::: Material for this task :::

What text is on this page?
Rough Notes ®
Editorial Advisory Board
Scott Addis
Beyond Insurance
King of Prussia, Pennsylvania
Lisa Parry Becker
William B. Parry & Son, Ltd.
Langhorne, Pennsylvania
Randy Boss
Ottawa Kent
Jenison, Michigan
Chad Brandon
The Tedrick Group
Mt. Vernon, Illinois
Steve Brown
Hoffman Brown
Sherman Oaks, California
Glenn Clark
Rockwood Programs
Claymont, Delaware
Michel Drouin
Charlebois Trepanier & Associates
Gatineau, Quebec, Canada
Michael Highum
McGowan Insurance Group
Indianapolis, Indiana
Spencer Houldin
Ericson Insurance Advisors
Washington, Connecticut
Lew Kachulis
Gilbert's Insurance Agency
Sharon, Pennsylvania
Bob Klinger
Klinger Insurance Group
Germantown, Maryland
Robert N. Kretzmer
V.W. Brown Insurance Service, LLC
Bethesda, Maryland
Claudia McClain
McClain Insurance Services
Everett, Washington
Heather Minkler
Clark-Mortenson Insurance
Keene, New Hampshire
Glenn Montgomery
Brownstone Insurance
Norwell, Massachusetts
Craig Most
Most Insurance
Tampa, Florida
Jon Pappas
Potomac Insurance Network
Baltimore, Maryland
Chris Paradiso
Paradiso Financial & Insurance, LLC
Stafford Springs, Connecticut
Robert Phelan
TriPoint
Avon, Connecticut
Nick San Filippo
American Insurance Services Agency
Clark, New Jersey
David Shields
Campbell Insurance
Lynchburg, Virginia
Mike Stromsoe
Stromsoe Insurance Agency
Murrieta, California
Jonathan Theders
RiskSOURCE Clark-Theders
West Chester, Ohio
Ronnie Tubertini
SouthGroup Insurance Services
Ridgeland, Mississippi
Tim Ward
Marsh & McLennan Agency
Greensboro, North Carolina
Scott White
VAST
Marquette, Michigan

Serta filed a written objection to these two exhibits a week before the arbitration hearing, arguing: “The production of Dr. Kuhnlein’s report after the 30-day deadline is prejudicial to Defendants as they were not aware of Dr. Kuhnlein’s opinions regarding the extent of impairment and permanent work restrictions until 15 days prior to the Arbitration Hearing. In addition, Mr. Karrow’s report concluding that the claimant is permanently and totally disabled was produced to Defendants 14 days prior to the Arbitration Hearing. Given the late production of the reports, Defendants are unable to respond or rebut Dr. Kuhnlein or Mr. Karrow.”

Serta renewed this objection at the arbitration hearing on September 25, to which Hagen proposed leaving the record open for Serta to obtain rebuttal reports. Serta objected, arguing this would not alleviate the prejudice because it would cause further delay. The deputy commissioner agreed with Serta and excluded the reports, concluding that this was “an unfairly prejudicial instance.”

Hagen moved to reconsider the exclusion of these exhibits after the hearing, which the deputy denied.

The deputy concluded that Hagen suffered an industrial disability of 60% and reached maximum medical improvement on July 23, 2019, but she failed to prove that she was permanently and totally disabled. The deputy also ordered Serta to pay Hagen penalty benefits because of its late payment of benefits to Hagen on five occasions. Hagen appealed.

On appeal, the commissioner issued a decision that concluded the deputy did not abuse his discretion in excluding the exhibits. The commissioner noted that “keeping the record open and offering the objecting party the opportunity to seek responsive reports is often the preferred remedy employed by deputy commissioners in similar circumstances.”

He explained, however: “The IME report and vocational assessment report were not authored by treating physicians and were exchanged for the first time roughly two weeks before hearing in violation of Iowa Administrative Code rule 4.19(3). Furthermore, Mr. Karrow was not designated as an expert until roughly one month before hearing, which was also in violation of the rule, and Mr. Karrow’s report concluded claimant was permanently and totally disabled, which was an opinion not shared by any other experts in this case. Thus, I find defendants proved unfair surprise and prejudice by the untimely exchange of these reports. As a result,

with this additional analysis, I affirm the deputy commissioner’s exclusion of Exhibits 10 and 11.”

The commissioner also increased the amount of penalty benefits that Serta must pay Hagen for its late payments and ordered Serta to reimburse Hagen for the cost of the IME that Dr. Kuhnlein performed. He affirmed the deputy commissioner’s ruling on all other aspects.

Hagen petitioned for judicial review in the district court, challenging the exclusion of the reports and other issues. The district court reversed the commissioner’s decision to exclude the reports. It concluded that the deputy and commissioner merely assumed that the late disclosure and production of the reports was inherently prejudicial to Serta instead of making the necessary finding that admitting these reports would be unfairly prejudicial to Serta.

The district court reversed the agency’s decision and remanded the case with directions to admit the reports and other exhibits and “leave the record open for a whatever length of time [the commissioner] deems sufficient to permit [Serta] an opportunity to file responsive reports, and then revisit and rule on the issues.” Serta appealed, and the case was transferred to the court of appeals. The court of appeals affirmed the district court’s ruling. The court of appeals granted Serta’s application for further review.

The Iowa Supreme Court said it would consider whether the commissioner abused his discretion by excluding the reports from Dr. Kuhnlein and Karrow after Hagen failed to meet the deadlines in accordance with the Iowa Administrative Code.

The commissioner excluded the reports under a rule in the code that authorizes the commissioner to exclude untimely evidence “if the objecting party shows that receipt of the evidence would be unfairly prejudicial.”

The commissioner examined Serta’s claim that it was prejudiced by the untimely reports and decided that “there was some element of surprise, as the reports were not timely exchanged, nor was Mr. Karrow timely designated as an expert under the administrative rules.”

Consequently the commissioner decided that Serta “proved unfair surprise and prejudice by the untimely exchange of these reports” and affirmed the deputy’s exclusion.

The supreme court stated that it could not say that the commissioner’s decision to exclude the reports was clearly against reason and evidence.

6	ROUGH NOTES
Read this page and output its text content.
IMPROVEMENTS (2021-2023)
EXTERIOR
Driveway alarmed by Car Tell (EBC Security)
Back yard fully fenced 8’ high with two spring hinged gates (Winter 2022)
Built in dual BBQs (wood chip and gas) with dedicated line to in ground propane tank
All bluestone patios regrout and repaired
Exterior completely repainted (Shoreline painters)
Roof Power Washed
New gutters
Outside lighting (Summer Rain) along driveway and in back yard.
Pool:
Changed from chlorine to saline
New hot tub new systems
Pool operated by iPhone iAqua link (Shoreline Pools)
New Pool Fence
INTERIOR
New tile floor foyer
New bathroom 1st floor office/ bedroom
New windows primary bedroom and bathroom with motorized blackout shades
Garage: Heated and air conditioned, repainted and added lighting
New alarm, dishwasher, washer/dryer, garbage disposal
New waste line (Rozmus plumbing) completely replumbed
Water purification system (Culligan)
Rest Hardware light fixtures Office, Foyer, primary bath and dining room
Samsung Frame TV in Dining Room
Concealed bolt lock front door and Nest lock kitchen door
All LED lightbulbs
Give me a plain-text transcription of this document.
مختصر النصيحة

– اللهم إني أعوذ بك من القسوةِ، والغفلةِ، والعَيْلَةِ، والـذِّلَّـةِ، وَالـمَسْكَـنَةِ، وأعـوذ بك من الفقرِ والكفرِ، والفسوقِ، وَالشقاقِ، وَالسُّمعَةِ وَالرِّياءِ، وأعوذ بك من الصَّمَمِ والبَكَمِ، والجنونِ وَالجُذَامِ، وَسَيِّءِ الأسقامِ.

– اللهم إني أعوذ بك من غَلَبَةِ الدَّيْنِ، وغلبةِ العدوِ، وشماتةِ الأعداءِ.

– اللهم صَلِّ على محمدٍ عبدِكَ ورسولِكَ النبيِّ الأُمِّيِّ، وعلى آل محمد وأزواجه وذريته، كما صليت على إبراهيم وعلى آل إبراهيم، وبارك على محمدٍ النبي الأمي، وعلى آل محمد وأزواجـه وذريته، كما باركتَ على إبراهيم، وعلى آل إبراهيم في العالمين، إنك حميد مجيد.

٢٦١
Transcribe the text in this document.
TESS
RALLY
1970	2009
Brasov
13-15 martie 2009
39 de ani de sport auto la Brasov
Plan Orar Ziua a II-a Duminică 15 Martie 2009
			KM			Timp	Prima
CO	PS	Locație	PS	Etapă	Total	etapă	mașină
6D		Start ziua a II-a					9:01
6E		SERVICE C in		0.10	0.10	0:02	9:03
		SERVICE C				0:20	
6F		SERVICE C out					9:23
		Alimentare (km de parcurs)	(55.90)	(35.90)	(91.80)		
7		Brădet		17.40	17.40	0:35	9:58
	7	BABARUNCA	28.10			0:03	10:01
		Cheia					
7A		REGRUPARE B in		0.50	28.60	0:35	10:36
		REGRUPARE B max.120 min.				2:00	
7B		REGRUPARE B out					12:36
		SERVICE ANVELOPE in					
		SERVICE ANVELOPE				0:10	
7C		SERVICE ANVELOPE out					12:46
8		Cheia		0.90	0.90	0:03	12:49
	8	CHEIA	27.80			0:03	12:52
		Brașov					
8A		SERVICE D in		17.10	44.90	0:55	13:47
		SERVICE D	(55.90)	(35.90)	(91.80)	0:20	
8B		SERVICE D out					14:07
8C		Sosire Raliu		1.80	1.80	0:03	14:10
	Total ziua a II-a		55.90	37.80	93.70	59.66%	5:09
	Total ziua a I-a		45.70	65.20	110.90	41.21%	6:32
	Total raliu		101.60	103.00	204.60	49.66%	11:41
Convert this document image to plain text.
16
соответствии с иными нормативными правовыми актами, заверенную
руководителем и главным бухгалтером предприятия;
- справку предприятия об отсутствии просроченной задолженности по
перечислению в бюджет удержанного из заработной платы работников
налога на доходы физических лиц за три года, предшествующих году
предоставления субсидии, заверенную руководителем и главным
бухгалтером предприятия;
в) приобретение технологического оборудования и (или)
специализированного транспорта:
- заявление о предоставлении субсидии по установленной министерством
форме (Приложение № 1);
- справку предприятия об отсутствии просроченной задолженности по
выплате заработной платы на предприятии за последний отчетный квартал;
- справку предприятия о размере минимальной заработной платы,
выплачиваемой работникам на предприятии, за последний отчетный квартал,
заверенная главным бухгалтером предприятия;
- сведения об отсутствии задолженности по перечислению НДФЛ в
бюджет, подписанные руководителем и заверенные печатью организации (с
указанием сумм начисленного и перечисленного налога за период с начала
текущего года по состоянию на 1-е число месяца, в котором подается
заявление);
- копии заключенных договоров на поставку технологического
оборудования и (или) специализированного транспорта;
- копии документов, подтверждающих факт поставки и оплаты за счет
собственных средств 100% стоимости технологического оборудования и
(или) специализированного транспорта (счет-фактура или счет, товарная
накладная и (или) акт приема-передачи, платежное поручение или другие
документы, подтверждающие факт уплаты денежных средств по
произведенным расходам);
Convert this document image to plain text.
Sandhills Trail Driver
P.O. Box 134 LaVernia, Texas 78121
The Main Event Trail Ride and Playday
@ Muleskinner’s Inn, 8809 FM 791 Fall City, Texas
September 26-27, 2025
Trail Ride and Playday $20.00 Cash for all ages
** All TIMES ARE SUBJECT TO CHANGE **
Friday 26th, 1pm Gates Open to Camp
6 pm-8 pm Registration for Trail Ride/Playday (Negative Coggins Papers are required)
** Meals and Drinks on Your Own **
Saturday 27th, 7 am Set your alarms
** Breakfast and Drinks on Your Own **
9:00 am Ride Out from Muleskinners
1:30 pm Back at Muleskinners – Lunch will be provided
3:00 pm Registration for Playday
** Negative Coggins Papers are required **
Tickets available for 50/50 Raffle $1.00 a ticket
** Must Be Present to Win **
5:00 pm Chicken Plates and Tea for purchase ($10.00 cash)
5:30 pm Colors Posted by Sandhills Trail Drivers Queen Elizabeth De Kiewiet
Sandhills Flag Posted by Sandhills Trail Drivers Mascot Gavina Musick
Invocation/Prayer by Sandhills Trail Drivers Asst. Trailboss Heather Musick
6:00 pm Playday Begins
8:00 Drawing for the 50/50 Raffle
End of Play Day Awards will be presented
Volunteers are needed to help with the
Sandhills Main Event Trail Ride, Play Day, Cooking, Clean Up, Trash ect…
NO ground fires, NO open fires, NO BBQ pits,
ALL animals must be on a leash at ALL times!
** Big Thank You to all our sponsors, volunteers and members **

:::

:: The request ::
Using the listing above, show each line holding the string "repainted".

:: Complete response ::
Exterior completely repainted (Shoreline painters)
Garage: Heated and air conditioned, repainted and added lighting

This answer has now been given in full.